**BRIEF:** Extract all lines in the data that contain the word "apartado".

Collected data entries
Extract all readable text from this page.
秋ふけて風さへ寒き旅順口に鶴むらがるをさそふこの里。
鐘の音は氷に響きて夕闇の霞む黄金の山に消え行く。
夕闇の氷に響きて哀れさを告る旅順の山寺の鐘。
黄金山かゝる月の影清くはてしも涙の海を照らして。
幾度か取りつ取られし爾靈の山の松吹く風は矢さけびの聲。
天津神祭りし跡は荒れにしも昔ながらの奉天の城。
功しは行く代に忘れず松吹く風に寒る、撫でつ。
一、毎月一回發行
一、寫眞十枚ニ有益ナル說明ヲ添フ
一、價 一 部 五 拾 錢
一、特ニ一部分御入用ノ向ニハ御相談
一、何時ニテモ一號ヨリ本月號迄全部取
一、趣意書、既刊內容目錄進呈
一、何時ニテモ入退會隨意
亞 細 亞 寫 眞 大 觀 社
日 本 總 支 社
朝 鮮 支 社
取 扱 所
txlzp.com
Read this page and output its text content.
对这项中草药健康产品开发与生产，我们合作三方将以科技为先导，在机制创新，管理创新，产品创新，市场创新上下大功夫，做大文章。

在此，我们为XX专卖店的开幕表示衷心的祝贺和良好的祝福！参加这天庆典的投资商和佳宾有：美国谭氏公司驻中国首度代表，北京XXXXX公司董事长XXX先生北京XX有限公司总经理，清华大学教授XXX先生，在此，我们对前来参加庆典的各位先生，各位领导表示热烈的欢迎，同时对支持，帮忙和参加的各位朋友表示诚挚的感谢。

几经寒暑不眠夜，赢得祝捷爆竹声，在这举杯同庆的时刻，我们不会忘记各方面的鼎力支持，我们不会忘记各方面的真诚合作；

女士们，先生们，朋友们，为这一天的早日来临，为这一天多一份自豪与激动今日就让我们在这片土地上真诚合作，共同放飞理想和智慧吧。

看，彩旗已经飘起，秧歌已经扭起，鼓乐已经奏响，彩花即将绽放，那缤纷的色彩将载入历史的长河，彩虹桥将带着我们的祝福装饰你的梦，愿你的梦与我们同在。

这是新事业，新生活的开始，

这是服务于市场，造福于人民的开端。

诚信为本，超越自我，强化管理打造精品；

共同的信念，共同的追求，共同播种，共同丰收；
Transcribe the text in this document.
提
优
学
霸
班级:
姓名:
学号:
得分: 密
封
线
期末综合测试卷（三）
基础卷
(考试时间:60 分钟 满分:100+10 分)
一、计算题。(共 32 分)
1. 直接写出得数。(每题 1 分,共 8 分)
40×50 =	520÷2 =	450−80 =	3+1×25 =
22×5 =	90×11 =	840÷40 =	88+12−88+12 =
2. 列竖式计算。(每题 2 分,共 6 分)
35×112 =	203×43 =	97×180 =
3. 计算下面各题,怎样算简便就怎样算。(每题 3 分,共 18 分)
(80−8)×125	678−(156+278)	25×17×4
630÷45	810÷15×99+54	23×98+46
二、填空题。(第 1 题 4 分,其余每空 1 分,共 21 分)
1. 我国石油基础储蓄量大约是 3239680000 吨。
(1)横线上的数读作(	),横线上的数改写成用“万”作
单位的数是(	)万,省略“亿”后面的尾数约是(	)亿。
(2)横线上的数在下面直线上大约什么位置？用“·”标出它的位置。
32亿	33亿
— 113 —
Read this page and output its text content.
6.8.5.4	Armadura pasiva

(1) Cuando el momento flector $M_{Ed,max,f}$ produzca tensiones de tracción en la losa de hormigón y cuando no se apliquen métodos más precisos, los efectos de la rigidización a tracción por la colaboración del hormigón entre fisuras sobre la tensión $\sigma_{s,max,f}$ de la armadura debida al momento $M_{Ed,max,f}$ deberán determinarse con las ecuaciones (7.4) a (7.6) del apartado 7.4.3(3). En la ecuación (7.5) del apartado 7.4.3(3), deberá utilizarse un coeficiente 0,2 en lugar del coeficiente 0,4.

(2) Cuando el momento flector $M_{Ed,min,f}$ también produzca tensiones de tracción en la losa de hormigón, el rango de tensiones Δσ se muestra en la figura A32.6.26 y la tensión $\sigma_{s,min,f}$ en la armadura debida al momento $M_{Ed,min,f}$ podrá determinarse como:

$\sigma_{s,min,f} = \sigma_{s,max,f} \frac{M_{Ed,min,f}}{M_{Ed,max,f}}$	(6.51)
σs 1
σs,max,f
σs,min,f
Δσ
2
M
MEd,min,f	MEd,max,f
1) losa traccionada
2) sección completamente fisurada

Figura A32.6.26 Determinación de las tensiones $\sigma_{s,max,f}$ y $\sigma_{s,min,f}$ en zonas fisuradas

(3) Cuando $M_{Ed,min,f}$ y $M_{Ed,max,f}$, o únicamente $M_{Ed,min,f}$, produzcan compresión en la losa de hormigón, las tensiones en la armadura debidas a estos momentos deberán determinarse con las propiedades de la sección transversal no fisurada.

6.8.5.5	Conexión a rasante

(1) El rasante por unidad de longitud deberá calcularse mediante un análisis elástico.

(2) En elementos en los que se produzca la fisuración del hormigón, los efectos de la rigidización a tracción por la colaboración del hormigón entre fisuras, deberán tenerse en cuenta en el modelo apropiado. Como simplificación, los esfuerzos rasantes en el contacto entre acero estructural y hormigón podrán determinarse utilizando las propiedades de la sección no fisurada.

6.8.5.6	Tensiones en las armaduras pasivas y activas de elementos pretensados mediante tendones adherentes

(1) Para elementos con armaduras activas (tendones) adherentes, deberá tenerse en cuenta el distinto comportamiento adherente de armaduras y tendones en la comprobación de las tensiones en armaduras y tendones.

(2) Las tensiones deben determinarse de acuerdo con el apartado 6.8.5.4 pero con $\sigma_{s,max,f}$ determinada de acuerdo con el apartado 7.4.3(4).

**SOLUTION:**
(1) Cuando el momento flector $M_{Ed,max,f}$ produzca tensiones de tracción en la losa de hormigón y cuando no se apliquen métodos más precisos, los efectos de la rigidización a tracción por la colaboración del hormigón entre fisuras sobre la tensión $\sigma_{s,max,f}$ de la armadura debida al momento $M_{Ed,max,f}$ deberán determinarse con las ecuaciones (7.4) a (7.6) del apartado 7.4.3(3). En la ecuación (7.5) del apartado 7.4.3(3), deberá utilizarse un coeficiente 0,2 en lugar del coeficiente 0,4.
(2) Las tensiones deben determinarse de acuerdo con el apartado 6.8.5.4 pero con $\sigma_{s,max,f}$ determinada de acuerdo con el apartado 7.4.3(4).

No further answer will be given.